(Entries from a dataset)
○ ○ ○ ○ ○

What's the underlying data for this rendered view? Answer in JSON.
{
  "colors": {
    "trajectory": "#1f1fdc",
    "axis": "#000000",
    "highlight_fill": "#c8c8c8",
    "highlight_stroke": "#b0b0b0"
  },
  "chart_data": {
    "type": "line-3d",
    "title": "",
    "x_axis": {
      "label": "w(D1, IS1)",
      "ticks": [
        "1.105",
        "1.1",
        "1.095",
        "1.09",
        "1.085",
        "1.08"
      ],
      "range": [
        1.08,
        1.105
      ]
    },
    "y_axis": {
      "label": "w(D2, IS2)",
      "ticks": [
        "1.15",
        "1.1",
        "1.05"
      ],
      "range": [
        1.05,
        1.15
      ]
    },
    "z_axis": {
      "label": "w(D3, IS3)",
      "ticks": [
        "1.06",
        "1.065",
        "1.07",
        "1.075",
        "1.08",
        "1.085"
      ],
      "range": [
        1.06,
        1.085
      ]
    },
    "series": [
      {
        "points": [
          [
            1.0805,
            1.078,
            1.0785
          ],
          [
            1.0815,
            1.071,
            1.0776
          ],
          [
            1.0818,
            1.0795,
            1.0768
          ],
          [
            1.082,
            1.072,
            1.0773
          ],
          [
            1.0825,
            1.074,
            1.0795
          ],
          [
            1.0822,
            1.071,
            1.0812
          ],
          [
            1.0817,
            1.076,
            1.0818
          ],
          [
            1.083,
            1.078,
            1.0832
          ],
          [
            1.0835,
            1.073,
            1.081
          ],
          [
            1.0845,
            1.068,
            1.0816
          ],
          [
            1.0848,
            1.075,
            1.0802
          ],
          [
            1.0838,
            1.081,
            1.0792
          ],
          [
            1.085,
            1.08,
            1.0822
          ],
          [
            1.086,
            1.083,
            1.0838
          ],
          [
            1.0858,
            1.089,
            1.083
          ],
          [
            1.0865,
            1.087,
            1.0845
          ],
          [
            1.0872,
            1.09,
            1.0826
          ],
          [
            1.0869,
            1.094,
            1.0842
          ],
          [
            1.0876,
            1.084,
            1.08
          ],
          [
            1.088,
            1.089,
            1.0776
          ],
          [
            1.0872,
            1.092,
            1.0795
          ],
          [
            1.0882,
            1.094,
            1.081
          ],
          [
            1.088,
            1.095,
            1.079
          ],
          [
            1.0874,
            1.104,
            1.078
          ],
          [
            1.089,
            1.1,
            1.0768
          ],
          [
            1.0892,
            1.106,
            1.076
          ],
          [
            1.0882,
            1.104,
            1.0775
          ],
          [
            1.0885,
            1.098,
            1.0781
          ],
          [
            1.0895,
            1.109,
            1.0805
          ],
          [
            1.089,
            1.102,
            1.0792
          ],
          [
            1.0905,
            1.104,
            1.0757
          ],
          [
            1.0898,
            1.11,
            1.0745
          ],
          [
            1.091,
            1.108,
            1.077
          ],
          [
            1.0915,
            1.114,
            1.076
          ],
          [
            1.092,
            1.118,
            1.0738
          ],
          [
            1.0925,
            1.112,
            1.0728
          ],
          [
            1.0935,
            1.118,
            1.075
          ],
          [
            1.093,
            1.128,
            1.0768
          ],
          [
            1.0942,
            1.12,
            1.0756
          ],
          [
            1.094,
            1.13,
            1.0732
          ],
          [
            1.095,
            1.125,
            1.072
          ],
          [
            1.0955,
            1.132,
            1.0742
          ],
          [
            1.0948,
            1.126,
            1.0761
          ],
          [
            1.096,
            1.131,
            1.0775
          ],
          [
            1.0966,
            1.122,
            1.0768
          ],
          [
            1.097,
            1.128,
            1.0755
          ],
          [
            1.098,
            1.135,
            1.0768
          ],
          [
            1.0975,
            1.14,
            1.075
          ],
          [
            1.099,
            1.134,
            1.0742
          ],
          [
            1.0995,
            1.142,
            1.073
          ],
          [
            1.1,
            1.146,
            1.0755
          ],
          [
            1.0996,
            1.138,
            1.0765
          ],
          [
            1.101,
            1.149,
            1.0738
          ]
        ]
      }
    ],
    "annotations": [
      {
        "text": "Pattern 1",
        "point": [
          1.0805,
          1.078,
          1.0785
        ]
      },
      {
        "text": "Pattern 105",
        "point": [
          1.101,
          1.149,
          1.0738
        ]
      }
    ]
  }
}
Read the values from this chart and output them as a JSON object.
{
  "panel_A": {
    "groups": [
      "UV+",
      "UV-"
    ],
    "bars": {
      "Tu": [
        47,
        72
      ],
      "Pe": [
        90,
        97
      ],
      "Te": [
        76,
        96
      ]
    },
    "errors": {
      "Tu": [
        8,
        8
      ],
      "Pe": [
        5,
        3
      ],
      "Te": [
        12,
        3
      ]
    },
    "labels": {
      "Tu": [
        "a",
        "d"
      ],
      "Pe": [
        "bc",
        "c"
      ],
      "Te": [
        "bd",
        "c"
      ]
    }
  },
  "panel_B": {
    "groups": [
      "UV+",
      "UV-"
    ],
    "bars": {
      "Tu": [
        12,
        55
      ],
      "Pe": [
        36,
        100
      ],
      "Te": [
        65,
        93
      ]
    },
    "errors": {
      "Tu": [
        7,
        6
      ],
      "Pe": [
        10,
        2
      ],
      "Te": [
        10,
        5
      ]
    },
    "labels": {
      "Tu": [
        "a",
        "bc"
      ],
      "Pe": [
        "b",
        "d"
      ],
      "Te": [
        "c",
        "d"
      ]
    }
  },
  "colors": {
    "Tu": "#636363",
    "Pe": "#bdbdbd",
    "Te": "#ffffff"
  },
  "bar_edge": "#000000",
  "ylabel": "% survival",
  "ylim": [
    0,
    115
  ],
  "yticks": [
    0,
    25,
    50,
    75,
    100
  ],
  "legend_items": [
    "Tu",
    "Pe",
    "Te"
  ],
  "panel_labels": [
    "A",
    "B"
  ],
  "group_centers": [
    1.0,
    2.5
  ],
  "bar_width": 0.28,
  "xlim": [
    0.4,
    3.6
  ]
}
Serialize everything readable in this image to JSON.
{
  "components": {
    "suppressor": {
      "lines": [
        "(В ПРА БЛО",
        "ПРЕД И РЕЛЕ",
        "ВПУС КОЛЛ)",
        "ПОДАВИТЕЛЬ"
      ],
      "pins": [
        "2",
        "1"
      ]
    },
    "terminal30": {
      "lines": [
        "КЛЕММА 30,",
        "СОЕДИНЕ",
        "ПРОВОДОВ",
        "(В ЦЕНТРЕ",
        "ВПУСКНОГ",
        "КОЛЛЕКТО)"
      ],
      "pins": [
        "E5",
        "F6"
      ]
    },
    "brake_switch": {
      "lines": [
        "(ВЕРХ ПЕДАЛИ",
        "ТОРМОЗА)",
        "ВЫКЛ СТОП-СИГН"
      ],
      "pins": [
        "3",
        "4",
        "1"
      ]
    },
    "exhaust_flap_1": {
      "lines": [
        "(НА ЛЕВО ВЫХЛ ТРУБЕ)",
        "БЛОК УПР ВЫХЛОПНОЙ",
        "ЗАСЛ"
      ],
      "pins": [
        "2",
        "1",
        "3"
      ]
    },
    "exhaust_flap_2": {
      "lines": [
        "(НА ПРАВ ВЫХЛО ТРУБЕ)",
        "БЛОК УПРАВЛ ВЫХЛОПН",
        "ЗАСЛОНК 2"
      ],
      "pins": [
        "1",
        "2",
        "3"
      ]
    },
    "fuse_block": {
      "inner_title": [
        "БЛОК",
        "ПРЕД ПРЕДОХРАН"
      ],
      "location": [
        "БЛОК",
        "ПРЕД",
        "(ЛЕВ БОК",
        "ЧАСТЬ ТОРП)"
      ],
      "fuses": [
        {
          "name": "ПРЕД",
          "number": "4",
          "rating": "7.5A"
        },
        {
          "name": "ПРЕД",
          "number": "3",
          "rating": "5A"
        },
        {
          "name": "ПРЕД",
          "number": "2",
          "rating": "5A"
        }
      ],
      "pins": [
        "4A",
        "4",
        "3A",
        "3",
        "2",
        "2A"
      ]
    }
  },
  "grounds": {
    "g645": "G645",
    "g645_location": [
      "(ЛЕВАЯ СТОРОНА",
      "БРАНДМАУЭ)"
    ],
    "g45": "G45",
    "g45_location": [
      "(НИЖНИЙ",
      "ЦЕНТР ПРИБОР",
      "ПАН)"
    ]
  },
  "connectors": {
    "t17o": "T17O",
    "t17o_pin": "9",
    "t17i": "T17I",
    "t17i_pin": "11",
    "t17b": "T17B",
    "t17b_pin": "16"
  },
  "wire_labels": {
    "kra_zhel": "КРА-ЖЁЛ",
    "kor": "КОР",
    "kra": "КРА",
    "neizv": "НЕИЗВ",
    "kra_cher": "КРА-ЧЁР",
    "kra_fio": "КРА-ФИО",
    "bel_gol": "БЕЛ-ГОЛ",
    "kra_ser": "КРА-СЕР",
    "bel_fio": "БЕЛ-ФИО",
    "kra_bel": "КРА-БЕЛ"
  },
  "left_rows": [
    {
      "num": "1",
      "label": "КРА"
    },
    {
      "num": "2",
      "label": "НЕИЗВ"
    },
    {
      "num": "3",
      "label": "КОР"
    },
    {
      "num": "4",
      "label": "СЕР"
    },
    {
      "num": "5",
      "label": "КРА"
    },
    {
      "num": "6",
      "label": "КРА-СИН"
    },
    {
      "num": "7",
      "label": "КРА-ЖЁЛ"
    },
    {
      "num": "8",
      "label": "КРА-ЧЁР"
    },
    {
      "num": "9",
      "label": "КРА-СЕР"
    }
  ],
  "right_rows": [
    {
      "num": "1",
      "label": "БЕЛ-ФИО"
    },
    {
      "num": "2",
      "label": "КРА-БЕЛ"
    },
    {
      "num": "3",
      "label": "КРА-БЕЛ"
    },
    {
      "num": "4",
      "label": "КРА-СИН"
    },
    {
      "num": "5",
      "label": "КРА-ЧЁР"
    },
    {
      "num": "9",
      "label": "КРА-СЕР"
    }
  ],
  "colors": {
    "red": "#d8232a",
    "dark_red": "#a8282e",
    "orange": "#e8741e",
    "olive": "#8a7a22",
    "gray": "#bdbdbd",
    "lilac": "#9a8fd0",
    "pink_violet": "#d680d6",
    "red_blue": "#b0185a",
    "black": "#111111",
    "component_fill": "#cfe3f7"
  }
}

○ ○ ○ ○ ○

▶ **Exercise**: Extract, from the material above, each line holding the word "JSON".

▶ **Answer**:
What's the underlying data for this rendered view? Answer in JSON.
Read the values from this chart and output them as a JSON object.
Serialize everything readable in this image to JSON.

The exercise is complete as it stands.